── EXTRACTED INFORMATION
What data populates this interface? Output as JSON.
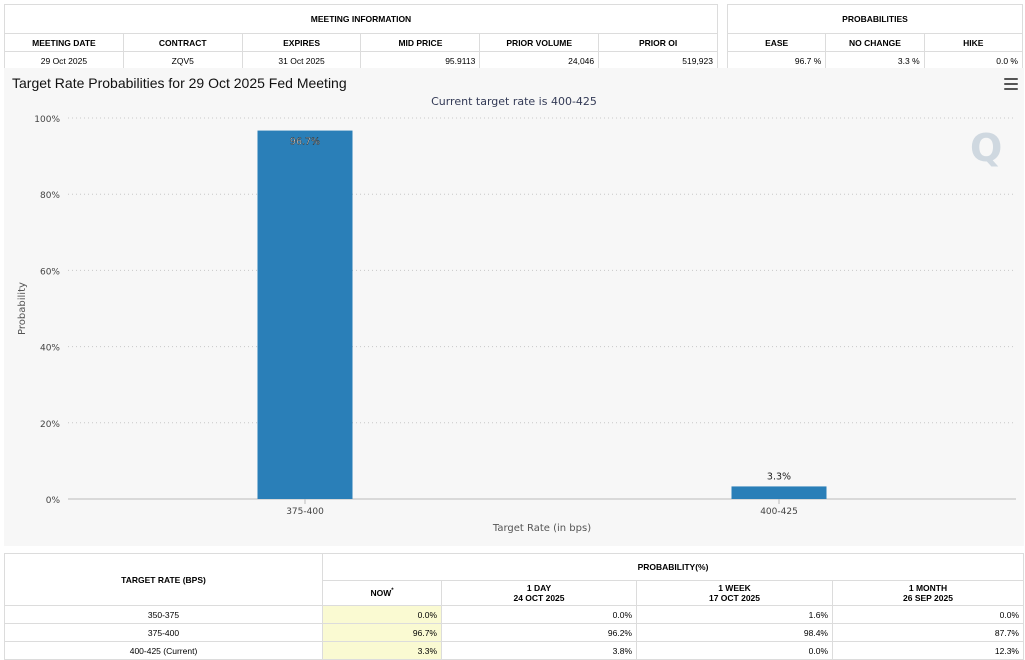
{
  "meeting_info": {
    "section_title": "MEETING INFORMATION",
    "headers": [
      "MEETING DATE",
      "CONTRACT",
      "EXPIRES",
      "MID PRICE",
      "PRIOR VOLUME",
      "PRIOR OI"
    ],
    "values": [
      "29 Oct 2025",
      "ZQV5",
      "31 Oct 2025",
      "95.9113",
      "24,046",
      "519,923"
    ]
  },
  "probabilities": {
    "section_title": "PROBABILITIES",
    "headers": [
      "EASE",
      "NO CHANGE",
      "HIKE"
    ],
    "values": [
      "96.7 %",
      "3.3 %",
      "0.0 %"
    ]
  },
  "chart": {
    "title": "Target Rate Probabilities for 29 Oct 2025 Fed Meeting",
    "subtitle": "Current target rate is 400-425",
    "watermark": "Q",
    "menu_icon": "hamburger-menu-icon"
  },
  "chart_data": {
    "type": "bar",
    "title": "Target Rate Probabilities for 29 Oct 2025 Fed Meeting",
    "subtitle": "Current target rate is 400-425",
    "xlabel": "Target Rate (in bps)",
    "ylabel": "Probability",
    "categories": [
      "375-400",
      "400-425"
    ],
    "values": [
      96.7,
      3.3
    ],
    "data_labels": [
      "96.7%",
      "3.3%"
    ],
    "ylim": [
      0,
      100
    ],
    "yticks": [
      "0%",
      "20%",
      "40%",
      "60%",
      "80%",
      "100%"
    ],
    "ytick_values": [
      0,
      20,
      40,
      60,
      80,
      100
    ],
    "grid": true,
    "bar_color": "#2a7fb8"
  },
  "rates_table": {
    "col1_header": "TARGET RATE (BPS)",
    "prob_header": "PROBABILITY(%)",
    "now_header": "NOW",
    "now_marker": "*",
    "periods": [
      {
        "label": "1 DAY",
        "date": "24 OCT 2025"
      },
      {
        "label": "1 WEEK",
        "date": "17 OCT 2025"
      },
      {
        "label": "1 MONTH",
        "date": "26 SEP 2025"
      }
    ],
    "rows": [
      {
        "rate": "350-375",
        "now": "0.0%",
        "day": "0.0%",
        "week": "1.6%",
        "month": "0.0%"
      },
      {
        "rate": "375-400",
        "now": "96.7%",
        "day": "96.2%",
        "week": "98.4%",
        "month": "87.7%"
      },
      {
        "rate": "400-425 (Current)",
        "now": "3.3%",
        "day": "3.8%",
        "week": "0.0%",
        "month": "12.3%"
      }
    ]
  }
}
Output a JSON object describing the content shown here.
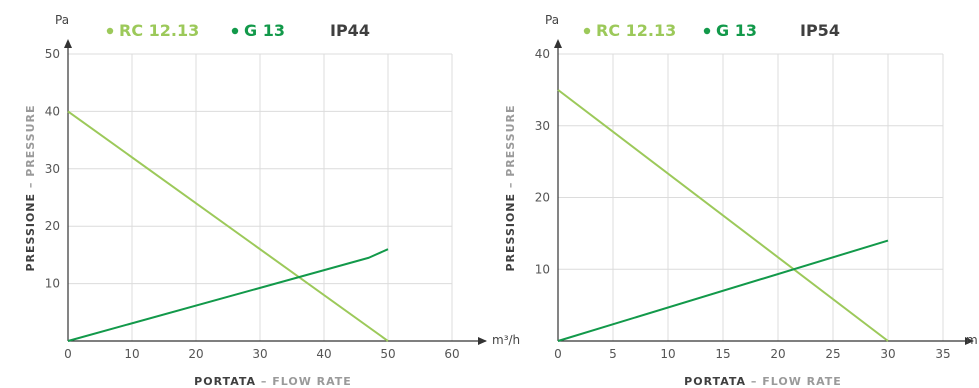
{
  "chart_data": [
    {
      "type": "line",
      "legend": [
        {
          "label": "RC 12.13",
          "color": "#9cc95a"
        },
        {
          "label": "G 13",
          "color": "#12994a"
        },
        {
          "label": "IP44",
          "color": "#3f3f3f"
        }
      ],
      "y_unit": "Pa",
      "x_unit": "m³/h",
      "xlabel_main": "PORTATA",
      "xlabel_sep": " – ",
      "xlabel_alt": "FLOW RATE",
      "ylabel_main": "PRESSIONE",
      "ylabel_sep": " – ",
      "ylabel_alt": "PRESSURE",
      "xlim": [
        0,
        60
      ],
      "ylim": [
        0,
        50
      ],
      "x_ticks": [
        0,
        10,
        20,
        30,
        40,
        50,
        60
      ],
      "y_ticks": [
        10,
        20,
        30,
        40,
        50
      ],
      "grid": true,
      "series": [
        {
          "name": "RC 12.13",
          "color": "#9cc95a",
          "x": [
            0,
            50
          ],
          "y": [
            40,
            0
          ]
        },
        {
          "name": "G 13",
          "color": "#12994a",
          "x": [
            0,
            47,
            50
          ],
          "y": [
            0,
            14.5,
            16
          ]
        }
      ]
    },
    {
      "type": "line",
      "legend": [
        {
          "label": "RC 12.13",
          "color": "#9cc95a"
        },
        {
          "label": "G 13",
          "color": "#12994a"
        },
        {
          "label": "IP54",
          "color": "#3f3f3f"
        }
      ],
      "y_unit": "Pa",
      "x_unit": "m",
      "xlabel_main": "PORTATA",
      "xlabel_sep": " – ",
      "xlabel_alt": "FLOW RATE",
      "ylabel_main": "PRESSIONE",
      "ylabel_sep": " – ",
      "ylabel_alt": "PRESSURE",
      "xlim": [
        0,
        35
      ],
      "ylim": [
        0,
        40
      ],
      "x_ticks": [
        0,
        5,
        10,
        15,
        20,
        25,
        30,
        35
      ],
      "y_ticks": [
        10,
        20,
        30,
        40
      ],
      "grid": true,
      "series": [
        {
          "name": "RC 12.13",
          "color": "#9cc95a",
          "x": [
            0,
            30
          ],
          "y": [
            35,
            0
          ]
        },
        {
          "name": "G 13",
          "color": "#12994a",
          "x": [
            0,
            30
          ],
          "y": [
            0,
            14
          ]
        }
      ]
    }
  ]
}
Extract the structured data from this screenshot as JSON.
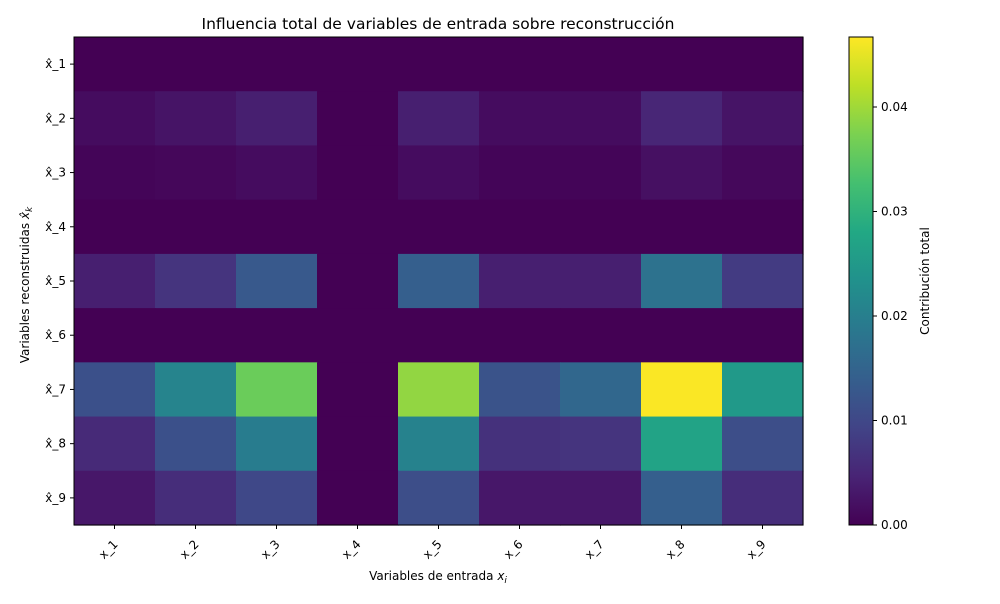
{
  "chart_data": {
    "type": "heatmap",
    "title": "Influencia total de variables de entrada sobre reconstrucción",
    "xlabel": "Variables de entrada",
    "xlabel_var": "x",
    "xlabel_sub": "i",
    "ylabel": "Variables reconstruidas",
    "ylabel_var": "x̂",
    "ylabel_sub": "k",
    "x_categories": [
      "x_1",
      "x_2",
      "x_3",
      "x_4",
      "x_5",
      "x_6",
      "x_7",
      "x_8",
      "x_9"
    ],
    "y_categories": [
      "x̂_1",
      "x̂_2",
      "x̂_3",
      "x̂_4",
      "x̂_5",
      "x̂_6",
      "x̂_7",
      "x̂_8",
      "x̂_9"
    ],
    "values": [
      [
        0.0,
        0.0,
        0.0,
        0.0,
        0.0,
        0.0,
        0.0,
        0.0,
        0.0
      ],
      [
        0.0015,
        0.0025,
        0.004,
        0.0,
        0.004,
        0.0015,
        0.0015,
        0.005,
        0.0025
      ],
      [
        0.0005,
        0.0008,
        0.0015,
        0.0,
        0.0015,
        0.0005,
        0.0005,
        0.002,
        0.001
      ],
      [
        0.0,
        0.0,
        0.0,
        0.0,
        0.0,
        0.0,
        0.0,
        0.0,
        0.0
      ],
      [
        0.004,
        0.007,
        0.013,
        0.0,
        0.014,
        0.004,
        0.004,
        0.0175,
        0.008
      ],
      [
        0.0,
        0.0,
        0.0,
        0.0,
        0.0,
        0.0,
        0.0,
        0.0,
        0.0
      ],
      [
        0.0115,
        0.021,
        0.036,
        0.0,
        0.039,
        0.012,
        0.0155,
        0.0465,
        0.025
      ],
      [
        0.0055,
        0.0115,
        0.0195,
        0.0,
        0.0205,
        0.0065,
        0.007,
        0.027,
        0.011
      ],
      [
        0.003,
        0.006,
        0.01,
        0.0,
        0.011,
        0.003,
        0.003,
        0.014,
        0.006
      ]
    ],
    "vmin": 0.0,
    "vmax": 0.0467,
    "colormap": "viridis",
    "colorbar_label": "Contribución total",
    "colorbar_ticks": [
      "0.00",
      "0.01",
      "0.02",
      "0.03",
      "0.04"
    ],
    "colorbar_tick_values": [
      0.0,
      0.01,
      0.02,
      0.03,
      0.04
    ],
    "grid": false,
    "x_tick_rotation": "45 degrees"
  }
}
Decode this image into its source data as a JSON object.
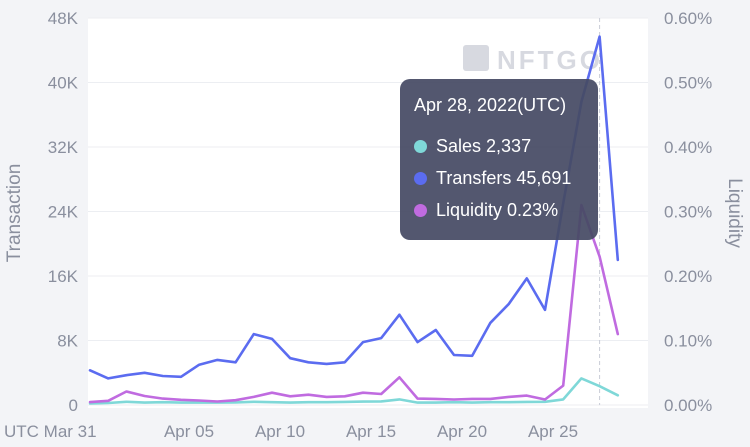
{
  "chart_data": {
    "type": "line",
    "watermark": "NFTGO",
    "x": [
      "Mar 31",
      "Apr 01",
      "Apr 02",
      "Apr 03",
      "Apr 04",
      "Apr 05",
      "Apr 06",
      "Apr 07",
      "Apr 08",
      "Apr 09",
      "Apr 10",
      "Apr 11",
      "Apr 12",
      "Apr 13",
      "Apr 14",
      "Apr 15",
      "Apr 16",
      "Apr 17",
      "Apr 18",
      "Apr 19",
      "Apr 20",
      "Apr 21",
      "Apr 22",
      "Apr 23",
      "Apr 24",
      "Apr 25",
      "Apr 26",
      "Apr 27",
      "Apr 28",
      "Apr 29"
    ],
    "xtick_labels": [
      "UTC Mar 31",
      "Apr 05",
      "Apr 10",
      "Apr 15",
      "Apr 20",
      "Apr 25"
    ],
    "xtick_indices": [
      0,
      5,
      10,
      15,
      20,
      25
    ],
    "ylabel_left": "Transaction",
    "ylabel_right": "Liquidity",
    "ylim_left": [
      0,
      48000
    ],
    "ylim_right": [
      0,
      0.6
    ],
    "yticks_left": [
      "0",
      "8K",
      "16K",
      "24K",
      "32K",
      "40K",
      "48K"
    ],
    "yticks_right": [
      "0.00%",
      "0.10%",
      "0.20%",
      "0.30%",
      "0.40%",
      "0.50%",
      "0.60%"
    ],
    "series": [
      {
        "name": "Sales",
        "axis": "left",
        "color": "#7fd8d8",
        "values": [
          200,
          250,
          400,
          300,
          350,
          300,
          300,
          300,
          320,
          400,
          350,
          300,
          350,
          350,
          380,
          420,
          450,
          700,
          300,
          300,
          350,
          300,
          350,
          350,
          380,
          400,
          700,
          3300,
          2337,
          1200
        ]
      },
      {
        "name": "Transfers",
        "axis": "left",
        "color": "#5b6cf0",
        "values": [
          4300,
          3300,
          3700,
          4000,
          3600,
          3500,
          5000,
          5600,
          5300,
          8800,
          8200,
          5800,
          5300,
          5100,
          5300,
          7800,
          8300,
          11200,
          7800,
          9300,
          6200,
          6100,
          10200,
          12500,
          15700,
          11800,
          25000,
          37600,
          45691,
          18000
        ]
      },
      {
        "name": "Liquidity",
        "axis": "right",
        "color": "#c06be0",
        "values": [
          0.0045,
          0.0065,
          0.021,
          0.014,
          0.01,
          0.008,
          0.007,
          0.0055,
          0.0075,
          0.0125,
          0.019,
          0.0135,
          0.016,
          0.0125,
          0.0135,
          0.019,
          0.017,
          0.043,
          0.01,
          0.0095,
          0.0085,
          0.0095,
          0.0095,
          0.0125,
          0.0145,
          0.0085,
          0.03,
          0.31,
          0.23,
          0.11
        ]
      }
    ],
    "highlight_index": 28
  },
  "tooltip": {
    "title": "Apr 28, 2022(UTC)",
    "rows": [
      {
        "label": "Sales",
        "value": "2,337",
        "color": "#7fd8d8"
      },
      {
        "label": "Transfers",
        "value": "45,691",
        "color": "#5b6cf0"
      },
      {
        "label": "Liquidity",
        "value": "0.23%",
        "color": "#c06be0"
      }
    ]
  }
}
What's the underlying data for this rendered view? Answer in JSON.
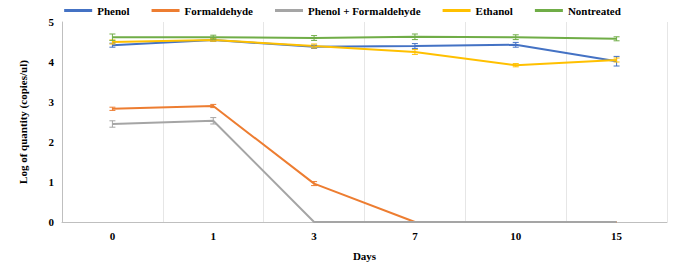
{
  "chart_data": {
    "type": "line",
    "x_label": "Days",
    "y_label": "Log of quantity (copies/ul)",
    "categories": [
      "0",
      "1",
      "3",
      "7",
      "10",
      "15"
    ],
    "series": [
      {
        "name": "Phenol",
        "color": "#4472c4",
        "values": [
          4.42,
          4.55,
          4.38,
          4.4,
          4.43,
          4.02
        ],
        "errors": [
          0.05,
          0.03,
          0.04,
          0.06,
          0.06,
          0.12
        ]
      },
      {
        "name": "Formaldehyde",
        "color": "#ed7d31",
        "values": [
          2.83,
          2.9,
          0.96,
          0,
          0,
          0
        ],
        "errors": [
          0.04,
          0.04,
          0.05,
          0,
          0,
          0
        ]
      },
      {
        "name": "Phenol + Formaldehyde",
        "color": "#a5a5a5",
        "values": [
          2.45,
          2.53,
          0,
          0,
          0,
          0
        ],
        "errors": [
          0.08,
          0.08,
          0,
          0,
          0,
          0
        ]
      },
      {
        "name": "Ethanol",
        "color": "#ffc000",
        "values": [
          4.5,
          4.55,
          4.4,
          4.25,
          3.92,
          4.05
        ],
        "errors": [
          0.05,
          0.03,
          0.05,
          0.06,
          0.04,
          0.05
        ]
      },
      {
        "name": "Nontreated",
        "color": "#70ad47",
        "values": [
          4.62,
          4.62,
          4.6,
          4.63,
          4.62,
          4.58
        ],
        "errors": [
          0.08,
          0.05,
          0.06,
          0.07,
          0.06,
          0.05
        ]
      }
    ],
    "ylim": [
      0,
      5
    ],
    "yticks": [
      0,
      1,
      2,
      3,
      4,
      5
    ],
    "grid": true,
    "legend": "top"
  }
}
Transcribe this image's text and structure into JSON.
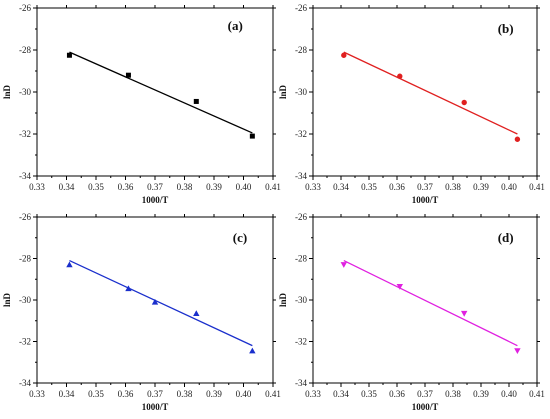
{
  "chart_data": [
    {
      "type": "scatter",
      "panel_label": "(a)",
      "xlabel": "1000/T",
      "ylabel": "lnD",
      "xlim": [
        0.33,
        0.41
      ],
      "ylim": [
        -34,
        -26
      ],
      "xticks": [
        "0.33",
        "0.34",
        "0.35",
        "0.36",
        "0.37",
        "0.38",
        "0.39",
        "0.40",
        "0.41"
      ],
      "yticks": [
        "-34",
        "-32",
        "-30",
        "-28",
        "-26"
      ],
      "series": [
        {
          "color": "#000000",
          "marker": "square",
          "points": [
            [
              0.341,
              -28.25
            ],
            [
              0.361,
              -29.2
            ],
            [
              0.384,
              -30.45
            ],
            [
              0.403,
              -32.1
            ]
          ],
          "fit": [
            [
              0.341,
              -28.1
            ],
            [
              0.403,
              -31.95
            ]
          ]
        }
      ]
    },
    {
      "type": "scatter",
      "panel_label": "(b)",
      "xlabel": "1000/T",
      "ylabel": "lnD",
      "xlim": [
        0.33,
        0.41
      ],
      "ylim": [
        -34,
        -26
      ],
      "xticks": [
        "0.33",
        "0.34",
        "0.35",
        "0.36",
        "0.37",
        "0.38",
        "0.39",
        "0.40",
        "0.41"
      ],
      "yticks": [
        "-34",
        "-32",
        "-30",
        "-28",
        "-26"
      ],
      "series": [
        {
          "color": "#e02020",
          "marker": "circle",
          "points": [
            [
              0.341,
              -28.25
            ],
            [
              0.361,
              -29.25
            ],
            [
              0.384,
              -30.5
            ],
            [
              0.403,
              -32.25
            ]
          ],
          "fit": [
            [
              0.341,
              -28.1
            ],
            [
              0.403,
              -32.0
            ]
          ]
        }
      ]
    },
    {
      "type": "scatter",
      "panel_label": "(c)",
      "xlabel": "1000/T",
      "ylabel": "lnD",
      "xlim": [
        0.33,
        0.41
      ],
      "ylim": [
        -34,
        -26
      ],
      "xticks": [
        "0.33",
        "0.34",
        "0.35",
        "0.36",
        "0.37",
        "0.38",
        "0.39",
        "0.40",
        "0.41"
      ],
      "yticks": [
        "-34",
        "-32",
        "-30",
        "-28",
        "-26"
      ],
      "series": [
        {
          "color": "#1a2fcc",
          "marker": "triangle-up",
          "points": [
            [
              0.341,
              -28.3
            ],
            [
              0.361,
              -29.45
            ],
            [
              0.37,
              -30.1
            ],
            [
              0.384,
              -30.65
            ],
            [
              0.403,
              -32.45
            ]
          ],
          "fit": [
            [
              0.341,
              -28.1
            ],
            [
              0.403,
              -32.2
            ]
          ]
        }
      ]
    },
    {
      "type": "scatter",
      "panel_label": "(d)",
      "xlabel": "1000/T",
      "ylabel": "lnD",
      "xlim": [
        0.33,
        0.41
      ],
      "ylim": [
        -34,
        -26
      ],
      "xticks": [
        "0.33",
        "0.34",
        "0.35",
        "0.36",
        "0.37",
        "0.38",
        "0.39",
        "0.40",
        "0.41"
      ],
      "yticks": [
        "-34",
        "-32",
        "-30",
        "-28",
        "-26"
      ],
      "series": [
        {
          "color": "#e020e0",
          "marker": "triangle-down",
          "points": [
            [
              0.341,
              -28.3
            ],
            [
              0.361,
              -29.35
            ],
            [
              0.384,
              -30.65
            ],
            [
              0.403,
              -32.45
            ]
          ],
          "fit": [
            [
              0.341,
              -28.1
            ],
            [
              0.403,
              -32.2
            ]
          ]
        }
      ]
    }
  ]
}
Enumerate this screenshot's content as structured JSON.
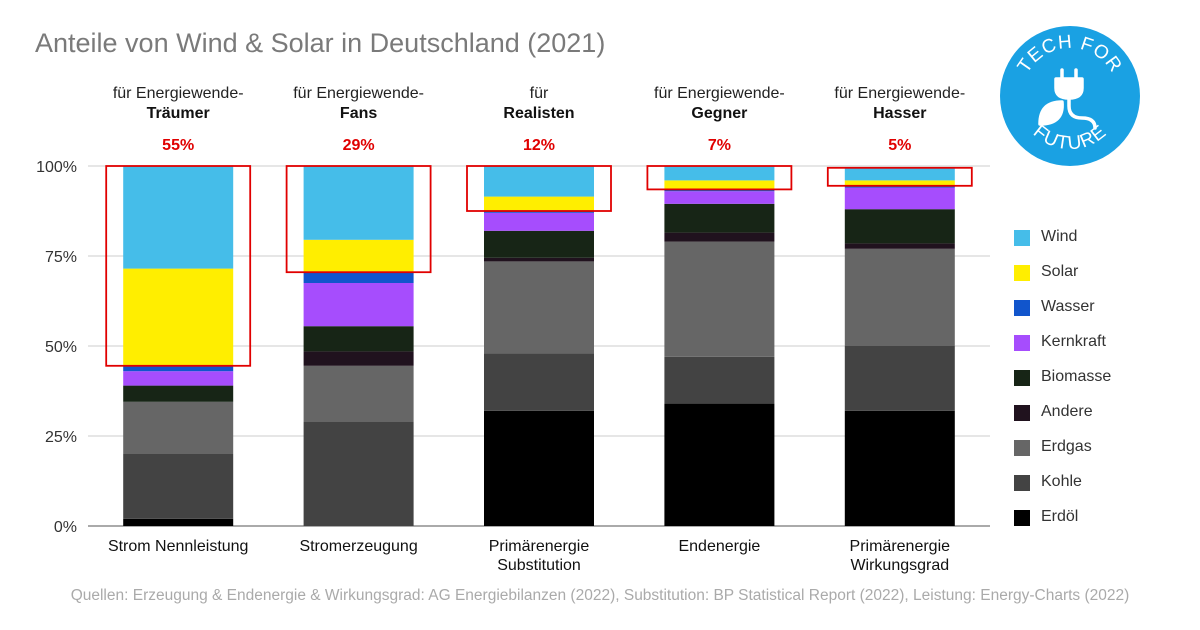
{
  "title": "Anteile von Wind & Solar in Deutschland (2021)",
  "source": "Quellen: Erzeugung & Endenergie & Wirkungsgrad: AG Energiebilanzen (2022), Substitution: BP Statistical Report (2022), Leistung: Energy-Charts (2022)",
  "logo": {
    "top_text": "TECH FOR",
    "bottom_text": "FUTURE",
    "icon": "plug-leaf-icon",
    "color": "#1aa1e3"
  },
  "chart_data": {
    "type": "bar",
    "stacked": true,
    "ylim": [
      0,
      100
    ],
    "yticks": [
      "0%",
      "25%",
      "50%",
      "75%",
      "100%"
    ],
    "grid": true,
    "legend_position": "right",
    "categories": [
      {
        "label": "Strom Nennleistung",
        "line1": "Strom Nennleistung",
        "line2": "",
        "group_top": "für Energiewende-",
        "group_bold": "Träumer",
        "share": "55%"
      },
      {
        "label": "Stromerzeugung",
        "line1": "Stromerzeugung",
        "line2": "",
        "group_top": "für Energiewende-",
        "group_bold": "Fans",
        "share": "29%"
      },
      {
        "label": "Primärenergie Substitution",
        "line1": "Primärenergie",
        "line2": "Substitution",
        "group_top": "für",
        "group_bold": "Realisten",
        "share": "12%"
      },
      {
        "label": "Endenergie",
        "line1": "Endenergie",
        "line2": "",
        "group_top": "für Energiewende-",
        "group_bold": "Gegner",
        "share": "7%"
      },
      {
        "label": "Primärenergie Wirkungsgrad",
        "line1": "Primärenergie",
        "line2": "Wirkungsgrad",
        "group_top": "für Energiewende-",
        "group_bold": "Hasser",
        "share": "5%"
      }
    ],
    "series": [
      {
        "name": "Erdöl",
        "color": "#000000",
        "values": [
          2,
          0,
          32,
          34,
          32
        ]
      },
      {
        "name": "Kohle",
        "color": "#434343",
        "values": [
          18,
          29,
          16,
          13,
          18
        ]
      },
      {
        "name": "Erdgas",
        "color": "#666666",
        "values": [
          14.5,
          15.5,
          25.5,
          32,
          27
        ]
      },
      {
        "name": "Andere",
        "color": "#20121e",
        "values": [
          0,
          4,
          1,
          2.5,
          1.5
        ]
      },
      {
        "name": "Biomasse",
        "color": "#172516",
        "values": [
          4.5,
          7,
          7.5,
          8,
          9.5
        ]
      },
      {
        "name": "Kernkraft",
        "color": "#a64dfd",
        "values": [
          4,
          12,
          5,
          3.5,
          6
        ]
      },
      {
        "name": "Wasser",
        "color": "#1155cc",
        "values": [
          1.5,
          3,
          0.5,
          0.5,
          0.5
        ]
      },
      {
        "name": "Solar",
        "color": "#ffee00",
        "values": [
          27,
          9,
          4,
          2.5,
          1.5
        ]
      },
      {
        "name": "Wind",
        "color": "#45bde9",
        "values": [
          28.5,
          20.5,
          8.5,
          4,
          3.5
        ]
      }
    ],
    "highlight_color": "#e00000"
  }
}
────
## WHAT TO DO
Identify every line where the string "Output" appears.

## WRITTEN ANSWER
What data populates this interface? Output as JSON.
Output a JSON object describing the content shown here.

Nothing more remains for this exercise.